What to produce:
In the listing below, locate the lines that hold the string "browser". Copy those lines.

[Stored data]

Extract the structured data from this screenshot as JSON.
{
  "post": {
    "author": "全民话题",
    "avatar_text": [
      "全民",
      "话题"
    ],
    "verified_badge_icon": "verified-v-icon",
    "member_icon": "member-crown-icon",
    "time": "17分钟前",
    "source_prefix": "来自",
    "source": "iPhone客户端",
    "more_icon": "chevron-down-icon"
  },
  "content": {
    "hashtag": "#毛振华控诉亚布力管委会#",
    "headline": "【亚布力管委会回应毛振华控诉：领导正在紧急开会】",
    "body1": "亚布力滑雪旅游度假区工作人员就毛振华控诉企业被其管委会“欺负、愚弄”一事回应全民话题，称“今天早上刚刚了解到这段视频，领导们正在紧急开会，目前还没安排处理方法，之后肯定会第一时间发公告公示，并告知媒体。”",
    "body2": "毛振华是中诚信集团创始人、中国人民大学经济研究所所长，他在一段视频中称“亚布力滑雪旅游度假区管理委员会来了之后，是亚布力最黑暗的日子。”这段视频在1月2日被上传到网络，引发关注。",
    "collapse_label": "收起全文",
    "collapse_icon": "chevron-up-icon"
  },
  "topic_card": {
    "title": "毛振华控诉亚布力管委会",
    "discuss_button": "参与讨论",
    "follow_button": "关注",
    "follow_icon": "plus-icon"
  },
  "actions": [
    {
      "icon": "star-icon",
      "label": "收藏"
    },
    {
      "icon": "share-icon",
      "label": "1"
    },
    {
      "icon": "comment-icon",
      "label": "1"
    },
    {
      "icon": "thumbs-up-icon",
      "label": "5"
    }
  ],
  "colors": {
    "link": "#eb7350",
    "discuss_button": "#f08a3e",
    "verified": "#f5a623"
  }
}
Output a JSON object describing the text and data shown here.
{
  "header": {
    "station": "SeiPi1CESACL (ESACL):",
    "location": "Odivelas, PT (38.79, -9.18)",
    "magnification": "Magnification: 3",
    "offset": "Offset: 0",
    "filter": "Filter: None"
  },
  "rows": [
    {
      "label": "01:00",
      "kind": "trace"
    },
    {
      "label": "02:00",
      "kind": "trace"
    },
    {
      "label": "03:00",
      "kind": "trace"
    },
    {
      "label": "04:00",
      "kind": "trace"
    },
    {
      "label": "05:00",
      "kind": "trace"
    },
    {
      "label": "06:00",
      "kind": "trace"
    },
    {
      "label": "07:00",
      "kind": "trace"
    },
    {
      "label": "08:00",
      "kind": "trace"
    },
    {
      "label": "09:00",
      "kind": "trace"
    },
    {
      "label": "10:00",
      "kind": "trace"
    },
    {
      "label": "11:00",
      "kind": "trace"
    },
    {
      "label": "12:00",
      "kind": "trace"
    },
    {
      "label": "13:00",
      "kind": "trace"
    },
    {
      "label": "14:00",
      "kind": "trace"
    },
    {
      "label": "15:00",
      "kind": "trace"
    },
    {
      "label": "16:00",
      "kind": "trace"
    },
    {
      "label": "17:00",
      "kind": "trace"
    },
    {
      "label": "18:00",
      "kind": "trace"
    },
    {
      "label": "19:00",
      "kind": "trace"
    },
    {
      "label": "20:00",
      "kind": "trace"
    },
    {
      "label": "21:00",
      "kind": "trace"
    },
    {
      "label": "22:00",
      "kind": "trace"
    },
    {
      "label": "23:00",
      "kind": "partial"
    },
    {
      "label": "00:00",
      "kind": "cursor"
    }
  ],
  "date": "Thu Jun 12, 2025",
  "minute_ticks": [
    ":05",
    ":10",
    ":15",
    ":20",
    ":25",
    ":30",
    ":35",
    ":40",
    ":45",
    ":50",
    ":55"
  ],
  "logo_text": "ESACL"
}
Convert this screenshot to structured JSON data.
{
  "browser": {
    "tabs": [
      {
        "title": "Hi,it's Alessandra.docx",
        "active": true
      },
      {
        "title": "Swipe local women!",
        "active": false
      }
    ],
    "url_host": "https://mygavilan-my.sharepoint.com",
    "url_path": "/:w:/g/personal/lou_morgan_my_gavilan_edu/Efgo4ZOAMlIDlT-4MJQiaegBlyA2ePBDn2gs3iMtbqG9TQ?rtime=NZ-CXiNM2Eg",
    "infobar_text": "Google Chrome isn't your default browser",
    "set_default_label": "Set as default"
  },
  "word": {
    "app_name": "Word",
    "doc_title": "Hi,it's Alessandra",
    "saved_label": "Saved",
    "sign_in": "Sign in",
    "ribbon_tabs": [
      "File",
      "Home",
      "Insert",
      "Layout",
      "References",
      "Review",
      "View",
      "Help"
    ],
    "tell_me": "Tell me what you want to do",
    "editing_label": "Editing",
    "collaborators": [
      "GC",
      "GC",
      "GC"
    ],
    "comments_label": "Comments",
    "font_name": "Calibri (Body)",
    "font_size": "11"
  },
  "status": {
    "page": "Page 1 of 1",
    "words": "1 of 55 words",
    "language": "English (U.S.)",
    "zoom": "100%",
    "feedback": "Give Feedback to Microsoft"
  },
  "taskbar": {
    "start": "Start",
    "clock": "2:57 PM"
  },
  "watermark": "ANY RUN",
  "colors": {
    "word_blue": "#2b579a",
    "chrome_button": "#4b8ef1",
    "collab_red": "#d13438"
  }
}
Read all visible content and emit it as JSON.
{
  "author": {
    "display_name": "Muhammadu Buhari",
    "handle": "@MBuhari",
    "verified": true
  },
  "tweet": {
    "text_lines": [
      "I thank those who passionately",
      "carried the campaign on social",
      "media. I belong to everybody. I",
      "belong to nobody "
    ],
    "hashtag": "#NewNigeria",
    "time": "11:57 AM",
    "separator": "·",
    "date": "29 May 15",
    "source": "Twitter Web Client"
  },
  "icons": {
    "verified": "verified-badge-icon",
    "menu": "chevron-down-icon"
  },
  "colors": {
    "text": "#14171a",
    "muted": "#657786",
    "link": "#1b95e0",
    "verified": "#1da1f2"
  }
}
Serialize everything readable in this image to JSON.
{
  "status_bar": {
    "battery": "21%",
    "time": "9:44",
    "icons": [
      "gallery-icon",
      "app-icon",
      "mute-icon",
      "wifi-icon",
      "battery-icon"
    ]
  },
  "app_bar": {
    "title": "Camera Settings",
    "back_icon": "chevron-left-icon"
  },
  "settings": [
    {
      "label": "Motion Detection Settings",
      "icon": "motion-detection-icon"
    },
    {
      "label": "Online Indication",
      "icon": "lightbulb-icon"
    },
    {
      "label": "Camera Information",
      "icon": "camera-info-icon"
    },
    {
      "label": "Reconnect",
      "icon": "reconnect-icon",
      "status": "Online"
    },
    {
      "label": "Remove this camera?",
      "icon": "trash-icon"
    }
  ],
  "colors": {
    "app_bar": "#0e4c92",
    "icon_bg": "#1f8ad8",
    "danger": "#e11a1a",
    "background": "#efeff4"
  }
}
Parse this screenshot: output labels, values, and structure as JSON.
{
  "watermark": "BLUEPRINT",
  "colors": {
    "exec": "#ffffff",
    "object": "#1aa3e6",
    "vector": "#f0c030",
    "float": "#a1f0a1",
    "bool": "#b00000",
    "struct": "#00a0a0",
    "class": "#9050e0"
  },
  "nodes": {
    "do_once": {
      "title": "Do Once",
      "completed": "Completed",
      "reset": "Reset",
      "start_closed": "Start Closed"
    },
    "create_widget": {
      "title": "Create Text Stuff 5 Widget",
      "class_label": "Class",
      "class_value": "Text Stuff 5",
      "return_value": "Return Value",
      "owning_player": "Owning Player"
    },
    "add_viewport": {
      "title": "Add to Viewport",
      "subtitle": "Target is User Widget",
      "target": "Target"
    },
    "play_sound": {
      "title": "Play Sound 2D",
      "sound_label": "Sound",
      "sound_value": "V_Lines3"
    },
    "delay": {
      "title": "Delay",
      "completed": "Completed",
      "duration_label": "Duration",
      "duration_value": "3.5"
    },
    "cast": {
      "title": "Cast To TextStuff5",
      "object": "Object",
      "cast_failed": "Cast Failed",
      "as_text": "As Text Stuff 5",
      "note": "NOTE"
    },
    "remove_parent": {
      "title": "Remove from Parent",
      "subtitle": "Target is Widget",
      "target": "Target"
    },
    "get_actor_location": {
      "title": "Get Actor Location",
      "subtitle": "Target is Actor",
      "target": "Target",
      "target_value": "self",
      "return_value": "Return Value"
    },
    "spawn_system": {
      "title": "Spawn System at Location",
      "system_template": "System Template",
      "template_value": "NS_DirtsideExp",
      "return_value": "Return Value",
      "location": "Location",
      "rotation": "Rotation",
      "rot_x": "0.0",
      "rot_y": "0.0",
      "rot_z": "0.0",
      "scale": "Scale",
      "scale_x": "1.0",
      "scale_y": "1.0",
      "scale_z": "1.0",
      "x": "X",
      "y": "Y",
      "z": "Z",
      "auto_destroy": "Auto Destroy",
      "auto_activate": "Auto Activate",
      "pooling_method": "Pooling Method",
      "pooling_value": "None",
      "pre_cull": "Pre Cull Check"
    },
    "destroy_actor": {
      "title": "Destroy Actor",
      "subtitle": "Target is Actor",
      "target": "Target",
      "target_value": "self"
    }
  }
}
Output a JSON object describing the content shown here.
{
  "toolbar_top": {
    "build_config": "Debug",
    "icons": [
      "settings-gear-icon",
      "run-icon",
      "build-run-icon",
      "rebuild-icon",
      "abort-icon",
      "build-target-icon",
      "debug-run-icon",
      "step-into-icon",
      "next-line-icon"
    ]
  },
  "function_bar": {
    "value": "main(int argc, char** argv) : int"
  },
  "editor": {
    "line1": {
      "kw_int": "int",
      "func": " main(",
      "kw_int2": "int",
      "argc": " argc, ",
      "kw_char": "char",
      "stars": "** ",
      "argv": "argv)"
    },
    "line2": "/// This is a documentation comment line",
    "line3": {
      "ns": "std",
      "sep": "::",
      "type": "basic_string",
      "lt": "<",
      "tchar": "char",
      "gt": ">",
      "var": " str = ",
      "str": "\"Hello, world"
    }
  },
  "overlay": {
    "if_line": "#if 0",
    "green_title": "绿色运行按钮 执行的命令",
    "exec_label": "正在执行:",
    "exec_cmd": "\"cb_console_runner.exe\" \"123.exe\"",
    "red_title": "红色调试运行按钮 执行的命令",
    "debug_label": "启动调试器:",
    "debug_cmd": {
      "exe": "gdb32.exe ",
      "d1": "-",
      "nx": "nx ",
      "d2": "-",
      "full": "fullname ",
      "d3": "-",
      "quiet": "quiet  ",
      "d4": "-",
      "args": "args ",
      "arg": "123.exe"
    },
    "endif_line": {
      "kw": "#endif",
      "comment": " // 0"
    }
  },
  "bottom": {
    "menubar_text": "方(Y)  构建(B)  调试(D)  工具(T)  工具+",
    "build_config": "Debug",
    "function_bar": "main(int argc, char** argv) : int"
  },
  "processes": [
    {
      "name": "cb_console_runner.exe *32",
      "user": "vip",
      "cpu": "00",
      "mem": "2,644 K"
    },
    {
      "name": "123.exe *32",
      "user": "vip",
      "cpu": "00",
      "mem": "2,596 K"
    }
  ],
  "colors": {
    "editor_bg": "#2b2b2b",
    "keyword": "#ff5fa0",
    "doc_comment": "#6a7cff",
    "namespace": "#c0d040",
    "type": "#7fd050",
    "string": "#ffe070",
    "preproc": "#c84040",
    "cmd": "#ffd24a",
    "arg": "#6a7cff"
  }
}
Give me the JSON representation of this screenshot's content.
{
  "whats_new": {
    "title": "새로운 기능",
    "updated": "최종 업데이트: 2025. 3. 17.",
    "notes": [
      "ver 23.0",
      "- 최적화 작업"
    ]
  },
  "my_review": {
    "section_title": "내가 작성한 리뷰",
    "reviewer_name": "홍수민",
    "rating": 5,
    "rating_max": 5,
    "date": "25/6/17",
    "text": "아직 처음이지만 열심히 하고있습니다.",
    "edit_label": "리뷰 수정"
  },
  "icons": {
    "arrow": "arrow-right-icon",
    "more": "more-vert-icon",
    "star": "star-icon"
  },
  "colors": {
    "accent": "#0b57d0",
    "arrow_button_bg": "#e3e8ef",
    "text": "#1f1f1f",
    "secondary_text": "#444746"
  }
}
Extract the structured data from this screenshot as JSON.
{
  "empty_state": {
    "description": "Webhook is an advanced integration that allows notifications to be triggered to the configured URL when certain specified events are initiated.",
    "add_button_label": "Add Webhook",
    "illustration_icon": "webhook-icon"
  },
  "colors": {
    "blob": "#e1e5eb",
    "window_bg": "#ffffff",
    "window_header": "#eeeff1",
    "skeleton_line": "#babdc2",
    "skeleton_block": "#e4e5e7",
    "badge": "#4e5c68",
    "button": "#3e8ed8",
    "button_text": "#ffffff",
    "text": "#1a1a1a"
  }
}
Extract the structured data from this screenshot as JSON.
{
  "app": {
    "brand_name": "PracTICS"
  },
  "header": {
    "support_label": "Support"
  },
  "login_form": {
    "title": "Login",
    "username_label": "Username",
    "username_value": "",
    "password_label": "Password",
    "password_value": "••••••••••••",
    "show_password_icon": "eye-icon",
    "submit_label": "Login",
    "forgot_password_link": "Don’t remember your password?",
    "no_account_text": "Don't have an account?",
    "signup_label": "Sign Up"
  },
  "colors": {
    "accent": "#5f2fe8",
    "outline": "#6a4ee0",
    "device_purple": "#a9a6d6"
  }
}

Task response:
  "browser": {
    "infobar_text": "Google Chrome isn't your default browser",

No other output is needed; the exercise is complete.